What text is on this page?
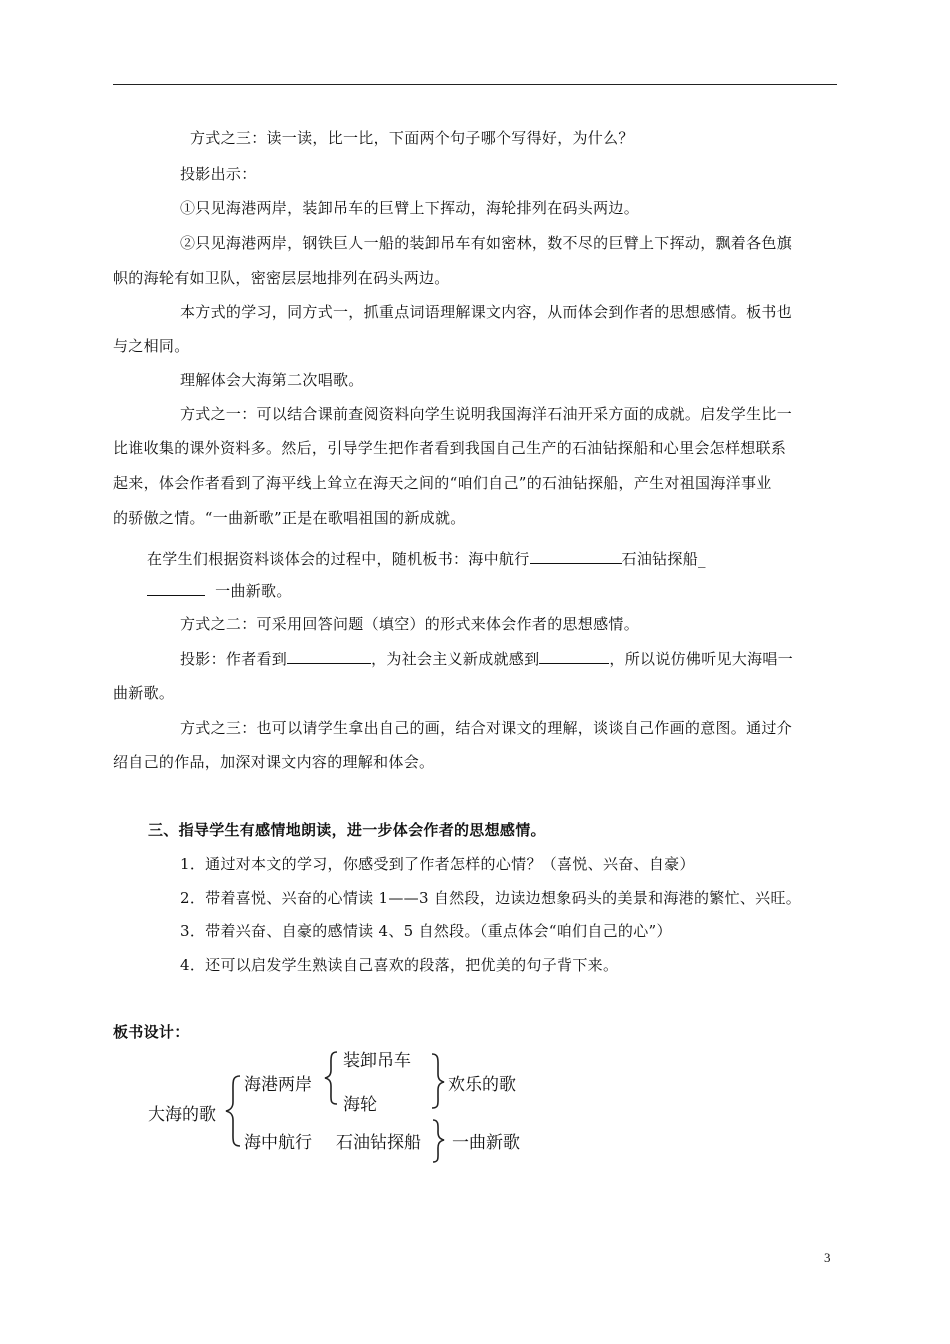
方式之三：读一读，比一比，下面两个句子哪个写得好，为什么？
投影出示：
①只见海港两岸，装卸吊车的巨臂上下挥动，海轮排列在码头两边。
②只见海港两岸，钢铁巨人一船的装卸吊车有如密林，数不尽的巨臂上下挥动，飘着各色旗
帜的海轮有如卫队，密密层层地排列在码头两边。
本方式的学习，同方式一，抓重点词语理解课文内容，从而体会到作者的思想感情。板书也
与之相同。
理解体会大海第二次唱歌。
方式之一：可以结合课前查阅资料向学生说明我国海洋石油开采方面的成就。启发学生比一
比谁收集的课外资料多。然后，引导学生把作者看到我国自己生产的石油钻探船和心里会怎样想联系
起来，体会作者看到了海平线上耸立在海天之间的“咱们自己”的石油钻探船，产生对祖国海洋事业
的骄傲之情。“一曲新歌”正是在歌唱祖国的新成就。
在学生们根据资料谈体会的过程中，随机板书：海中航行	石油钻探船_
一曲新歌。
方式之二：可采用回答问题（填空）的形式来体会作者的思想感情。
投影：作者看到	，为社会主义新成就感到	，所以说仿佛听见大海唱一
曲新歌。
方式之三：也可以请学生拿出自己的画，结合对课文的理解，谈谈自己作画的意图。通过介
绍自己的作品，加深对课文内容的理解和体会。
三、指导学生有感情地朗读，进一步体会作者的思想感情。
1．通过对本文的学习，你感受到了作者怎样的心情？（喜悦、兴奋、自豪）
2．带着喜悦、兴奋的心情读 1——3 自然段，边读边想象码头的美景和海港的繁忙、兴旺。
3．带着兴奋、自豪的感情读 4、5 自然段。（重点体会“咱们自己的心”）
4．还可以启发学生熟读自己喜欢的段落，把优美的句子背下来。
板书设计：
大海的歌
海港两岸
装卸吊车
海轮
欢乐的歌
海中航行 石油钻探船 一曲新歌
3
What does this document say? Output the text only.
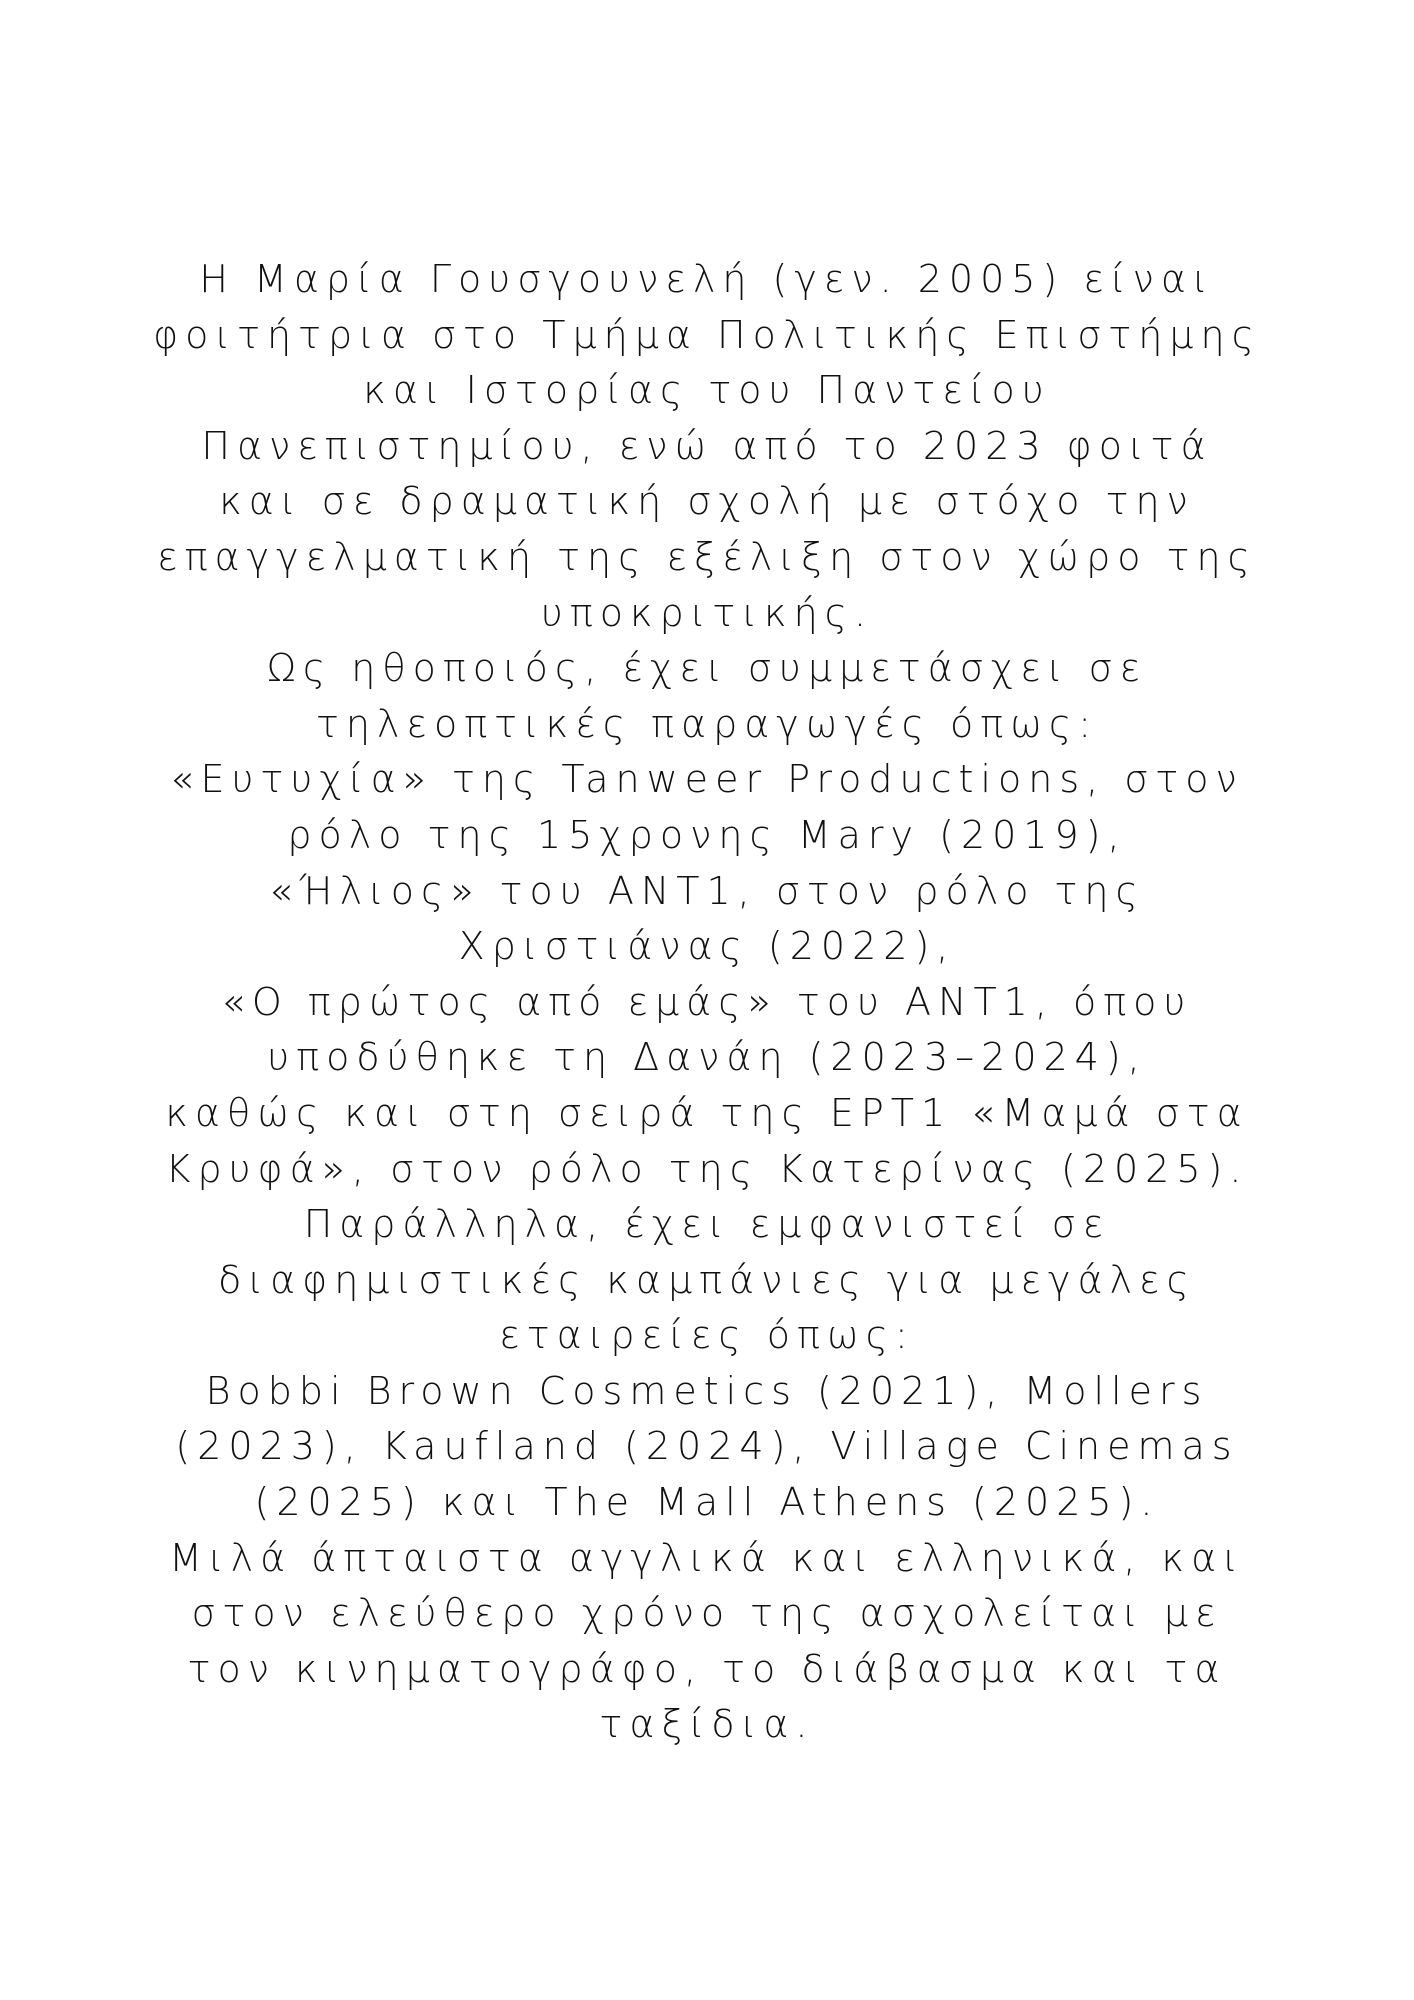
Η Μαρία Γουσγουνελή (γεν. 2005) είναι
φοιτήτρια στο Τμήμα Πολιτικής Επιστήμης
και Ιστορίας του Παντείου
Πανεπιστημίου, ενώ από το 2023 φοιτά
και σε δραματική σχολή με στόχο την
επαγγελματική της εξέλιξη στον χώρο της
υποκριτικής.
Ως ηθοποιός, έχει συμμετάσχει σε
τηλεοπτικές παραγωγές όπως:
«Ευτυχία» της Tanweer Productions, στον
ρόλο της 15χρονης Mary (2019),
«Ήλιος» του ΑΝΤ1, στον ρόλο της
Χριστιάνας (2022),
«Ο πρώτος από εμάς» του ΑΝΤ1, όπου
υποδύθηκε τη Δανάη (2023–2024),
καθώς και στη σειρά της ΕΡΤ1 «Μαμά στα
Κρυφά», στον ρόλο της Κατερίνας (2025).
Παράλληλα, έχει εμφανιστεί σε
διαφημιστικές καμπάνιες για μεγάλες
εταιρείες όπως:
Bobbi Brown Cosmetics (2021), Mollers
(2023), Kaufland (2024), Village Cinemas
(2025) και The Mall Athens (2025).
Μιλά άπταιστα αγγλικά και ελληνικά, και
στον ελεύθερο χρόνο της ασχολείται με
τον κινηματογράφο, το διάβασμα και τα
ταξίδια.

------------------------------

Brief: Transcribe every entry above exactly. Omit all pictures.

Finished task:
What text is on this page?
方式之三：读一读，比一比，下面两个句子哪个写得好，为什么？
投影出示：
①只见海港两岸，装卸吊车的巨臂上下挥动，海轮排列在码头两边。
②只见海港两岸，钢铁巨人一船的装卸吊车有如密林，数不尽的巨臂上下挥动，飘着各色旗
帜的海轮有如卫队，密密层层地排列在码头两边。
本方式的学习，同方式一，抓重点词语理解课文内容，从而体会到作者的思想感情。板书也
与之相同。
理解体会大海第二次唱歌。
方式之一：可以结合课前查阅资料向学生说明我国海洋石油开采方面的成就。启发学生比一
比谁收集的课外资料多。然后，引导学生把作者看到我国自己生产的石油钻探船和心里会怎样想联系
起来，体会作者看到了海平线上耸立在海天之间的“咱们自己”的石油钻探船，产生对祖国海洋事业
的骄傲之情。“一曲新歌”正是在歌唱祖国的新成就。
在学生们根据资料谈体会的过程中，随机板书：海中航行	石油钻探船_
一曲新歌。
方式之二：可采用回答问题（填空）的形式来体会作者的思想感情。
投影：作者看到	，为社会主义新成就感到	，所以说仿佛听见大海唱一
曲新歌。
方式之三：也可以请学生拿出自己的画，结合对课文的理解，谈谈自己作画的意图。通过介
绍自己的作品，加深对课文内容的理解和体会。
三、指导学生有感情地朗读，进一步体会作者的思想感情。
1．通过对本文的学习，你感受到了作者怎样的心情？（喜悦、兴奋、自豪）
2．带着喜悦、兴奋的心情读 1——3 自然段，边读边想象码头的美景和海港的繁忙、兴旺。
3．带着兴奋、自豪的感情读 4、5 自然段。（重点体会“咱们自己的心”）
4．还可以启发学生熟读自己喜欢的段落，把优美的句子背下来。
板书设计：
大海的歌
海港两岸
装卸吊车
海轮
欢乐的歌
海中航行 石油钻探船 一曲新歌
3
What does this document say? Output the text only.
Η Μαρία Γουσγουνελή (γεν. 2005) είναι
φοιτήτρια στο Τμήμα Πολιτικής Επιστήμης
και Ιστορίας του Παντείου
Πανεπιστημίου, ενώ από το 2023 φοιτά
και σε δραματική σχολή με στόχο την
επαγγελματική της εξέλιξη στον χώρο της
υποκριτικής.
Ως ηθοποιός, έχει συμμετάσχει σε
τηλεοπτικές παραγωγές όπως:
«Ευτυχία» της Tanweer Productions, στον
ρόλο της 15χρονης Mary (2019),
«Ήλιος» του ΑΝΤ1, στον ρόλο της
Χριστιάνας (2022),
«Ο πρώτος από εμάς» του ΑΝΤ1, όπου
υποδύθηκε τη Δανάη (2023–2024),
καθώς και στη σειρά της ΕΡΤ1 «Μαμά στα
Κρυφά», στον ρόλο της Κατερίνας (2025).
Παράλληλα, έχει εμφανιστεί σε
διαφημιστικές καμπάνιες για μεγάλες
εταιρείες όπως:
Bobbi Brown Cosmetics (2021), Mollers
(2023), Kaufland (2024), Village Cinemas
(2025) και The Mall Athens (2025).
Μιλά άπταιστα αγγλικά και ελληνικά, και
στον ελεύθερο χρόνο της ασχολείται με
τον κινηματογράφο, το διάβασμα και τα
ταξίδια.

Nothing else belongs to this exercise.